┌────────

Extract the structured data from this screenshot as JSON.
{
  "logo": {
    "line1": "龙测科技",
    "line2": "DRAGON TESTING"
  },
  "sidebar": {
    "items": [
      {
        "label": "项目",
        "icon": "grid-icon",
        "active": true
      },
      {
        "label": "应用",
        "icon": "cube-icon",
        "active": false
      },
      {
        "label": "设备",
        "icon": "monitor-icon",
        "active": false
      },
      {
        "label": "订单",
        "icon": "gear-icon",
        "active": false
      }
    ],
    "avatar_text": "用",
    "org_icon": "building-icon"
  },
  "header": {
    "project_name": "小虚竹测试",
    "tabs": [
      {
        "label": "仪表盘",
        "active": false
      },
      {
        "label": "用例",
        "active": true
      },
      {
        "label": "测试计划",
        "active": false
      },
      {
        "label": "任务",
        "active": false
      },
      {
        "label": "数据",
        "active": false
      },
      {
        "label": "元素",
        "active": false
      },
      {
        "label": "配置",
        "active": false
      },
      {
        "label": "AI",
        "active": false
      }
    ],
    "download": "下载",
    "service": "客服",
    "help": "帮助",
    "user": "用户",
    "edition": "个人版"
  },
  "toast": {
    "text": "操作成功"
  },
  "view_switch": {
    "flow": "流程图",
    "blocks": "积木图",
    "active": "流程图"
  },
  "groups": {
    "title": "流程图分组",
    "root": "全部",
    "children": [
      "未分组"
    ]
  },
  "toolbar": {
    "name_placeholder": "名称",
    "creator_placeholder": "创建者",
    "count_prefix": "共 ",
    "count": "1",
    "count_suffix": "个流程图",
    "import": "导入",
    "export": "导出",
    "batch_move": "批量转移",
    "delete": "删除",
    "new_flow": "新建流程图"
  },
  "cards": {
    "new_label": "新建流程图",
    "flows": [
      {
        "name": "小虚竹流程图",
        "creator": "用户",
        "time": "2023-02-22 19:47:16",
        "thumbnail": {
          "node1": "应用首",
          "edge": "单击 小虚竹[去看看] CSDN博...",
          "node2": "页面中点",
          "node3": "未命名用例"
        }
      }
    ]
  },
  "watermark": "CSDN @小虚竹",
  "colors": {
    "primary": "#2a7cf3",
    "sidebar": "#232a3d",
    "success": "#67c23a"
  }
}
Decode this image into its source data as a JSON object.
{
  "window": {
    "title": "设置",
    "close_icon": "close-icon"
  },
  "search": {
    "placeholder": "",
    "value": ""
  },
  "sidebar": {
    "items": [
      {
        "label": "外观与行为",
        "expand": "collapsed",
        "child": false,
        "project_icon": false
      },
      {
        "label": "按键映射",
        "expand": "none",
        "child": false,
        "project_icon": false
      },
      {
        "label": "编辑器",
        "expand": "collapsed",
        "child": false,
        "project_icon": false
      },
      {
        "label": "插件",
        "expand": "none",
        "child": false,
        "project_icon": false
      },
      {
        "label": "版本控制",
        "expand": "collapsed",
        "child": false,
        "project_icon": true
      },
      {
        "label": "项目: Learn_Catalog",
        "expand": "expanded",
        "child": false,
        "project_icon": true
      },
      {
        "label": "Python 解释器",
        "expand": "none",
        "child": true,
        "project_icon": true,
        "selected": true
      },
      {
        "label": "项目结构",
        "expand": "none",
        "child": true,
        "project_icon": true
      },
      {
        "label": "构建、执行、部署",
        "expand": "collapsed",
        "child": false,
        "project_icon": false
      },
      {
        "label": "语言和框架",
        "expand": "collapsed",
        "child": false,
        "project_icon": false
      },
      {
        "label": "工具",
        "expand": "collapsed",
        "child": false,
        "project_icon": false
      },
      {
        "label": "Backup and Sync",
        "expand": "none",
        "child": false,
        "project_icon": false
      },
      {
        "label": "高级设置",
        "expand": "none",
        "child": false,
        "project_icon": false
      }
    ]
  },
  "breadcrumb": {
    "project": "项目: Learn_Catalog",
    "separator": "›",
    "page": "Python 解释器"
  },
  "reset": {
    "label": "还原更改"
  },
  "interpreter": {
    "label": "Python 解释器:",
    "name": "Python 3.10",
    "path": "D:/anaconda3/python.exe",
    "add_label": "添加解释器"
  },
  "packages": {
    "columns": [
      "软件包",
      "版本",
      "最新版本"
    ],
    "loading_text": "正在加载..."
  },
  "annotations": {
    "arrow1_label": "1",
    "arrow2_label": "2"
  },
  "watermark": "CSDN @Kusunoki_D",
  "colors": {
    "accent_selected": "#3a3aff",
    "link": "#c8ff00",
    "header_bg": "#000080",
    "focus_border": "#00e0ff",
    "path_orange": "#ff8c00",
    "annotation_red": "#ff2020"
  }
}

└────────

_Problem_:
Transcribe every entry verbatim.

_Solved problem_:
Extract the structured data from this screenshot as JSON.
{
  "logo": {
    "line1": "龙测科技",
    "line2": "DRAGON TESTING"
  },
  "sidebar": {
    "items": [
      {
        "label": "项目",
        "icon": "grid-icon",
        "active": true
      },
      {
        "label": "应用",
        "icon": "cube-icon",
        "active": false
      },
      {
        "label": "设备",
        "icon": "monitor-icon",
        "active": false
      },
      {
        "label": "订单",
        "icon": "gear-icon",
        "active": false
      }
    ],
    "avatar_text": "用",
    "org_icon": "building-icon"
  },
  "header": {
    "project_name": "小虚竹测试",
    "tabs": [
      {
        "label": "仪表盘",
        "active": false
      },
      {
        "label": "用例",
        "active": true
      },
      {
        "label": "测试计划",
        "active": false
      },
      {
        "label": "任务",
        "active": false
      },
      {
        "label": "数据",
        "active": false
      },
      {
        "label": "元素",
        "active": false
      },
      {
        "label": "配置",
        "active": false
      },
      {
        "label": "AI",
        "active": false
      }
    ],
    "download": "下载",
    "service": "客服",
    "help": "帮助",
    "user": "用户",
    "edition": "个人版"
  },
  "toast": {
    "text": "操作成功"
  },
  "view_switch": {
    "flow": "流程图",
    "blocks": "积木图",
    "active": "流程图"
  },
  "groups": {
    "title": "流程图分组",
    "root": "全部",
    "children": [
      "未分组"
    ]
  },
  "toolbar": {
    "name_placeholder": "名称",
    "creator_placeholder": "创建者",
    "count_prefix": "共 ",
    "count": "1",
    "count_suffix": "个流程图",
    "import": "导入",
    "export": "导出",
    "batch_move": "批量转移",
    "delete": "删除",
    "new_flow": "新建流程图"
  },
  "cards": {
    "new_label": "新建流程图",
    "flows": [
      {
        "name": "小虚竹流程图",
        "creator": "用户",
        "time": "2023-02-22 19:47:16",
        "thumbnail": {
          "node1": "应用首",
          "edge": "单击 小虚竹[去看看] CSDN博...",
          "node2": "页面中点",
          "node3": "未命名用例"
        }
      }
    ]
  },
  "watermark": "CSDN @小虚竹",
  "colors": {
    "primary": "#2a7cf3",
    "sidebar": "#232a3d",
    "success": "#67c23a"
  }
}
Decode this image into its source data as a JSON object.
{
  "window": {
    "title": "设置",
    "close_icon": "close-icon"
  },
  "search": {
    "placeholder": "",
    "value": ""
  },
  "sidebar": {
    "items": [
      {
        "label": "外观与行为",
        "expand": "collapsed",
        "child": false,
        "project_icon": false
      },
      {
        "label": "按键映射",
        "expand": "none",
        "child": false,
        "project_icon": false
      },
      {
        "label": "编辑器",
        "expand": "collapsed",
        "child": false,
        "project_icon": false
      },
      {
        "label": "插件",
        "expand": "none",
        "child": false,
        "project_icon": false
      },
      {
        "label": "版本控制",
        "expand": "collapsed",
        "child": false,
        "project_icon": true
      },
      {
        "label": "项目: Learn_Catalog",
        "expand": "expanded",
        "child": false,
        "project_icon": true
      },
      {
        "label": "Python 解释器",
        "expand": "none",
        "child": true,
        "project_icon": true,
        "selected": true
      },
      {
        "label": "项目结构",
        "expand": "none",
        "child": true,
        "project_icon": true
      },
      {
        "label": "构建、执行、部署",
        "expand": "collapsed",
        "child": false,
        "project_icon": false
      },
      {
        "label": "语言和框架",
        "expand": "collapsed",
        "child": false,
        "project_icon": false
      },
      {
        "label": "工具",
        "expand": "collapsed",
        "child": false,
        "project_icon": false
      },
      {
        "label": "Backup and Sync",
        "expand": "none",
        "child": false,
        "project_icon": false
      },
      {
        "label": "高级设置",
        "expand": "none",
        "child": false,
        "project_icon": false
      }
    ]
  },
  "breadcrumb": {
    "project": "项目: Learn_Catalog",
    "separator": "›",
    "page": "Python 解释器"
  },
  "reset": {
    "label": "还原更改"
  },
  "interpreter": {
    "label": "Python 解释器:",
    "name": "Python 3.10",
    "path": "D:/anaconda3/python.exe",
    "add_label": "添加解释器"
  },
  "packages": {
    "columns": [
      "软件包",
      "版本",
      "最新版本"
    ],
    "loading_text": "正在加载..."
  },
  "annotations": {
    "arrow1_label": "1",
    "arrow2_label": "2"
  },
  "watermark": "CSDN @Kusunoki_D",
  "colors": {
    "accent_selected": "#3a3aff",
    "link": "#c8ff00",
    "header_bg": "#000080",
    "focus_border": "#00e0ff",
    "path_orange": "#ff8c00",
    "annotation_red": "#ff2020"
  }
}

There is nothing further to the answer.